(Problem to work on) Restate the entries below verbatim.

(Raw records)

○ ○ ○ ○ ○ ○ ○

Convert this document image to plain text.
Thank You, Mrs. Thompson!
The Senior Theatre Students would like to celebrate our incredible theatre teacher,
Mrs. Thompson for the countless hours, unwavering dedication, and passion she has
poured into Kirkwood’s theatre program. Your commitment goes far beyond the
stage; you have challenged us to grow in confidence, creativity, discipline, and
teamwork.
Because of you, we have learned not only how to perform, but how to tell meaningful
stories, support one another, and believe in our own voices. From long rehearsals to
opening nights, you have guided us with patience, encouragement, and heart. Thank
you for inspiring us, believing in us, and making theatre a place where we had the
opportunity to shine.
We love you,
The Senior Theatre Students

○ ○ ○ ○ ○ ○ ○

(Result of the exercise)
Convert this document image to plain text.
Thank You, Mrs. Thompson!
The Senior Theatre Students would like to celebrate our incredible theatre teacher,
Mrs. Thompson for the countless hours, unwavering dedication, and passion she has
poured into Kirkwood’s theatre program. Your commitment goes far beyond the
stage; you have challenged us to grow in confidence, creativity, discipline, and
teamwork.
Because of you, we have learned not only how to perform, but how to tell meaningful
stories, support one another, and believe in our own voices. From long rehearsals to
opening nights, you have guided us with patience, encouragement, and heart. Thank
you for inspiring us, believing in us, and making theatre a place where we had the
opportunity to shine.
We love you,
The Senior Theatre Students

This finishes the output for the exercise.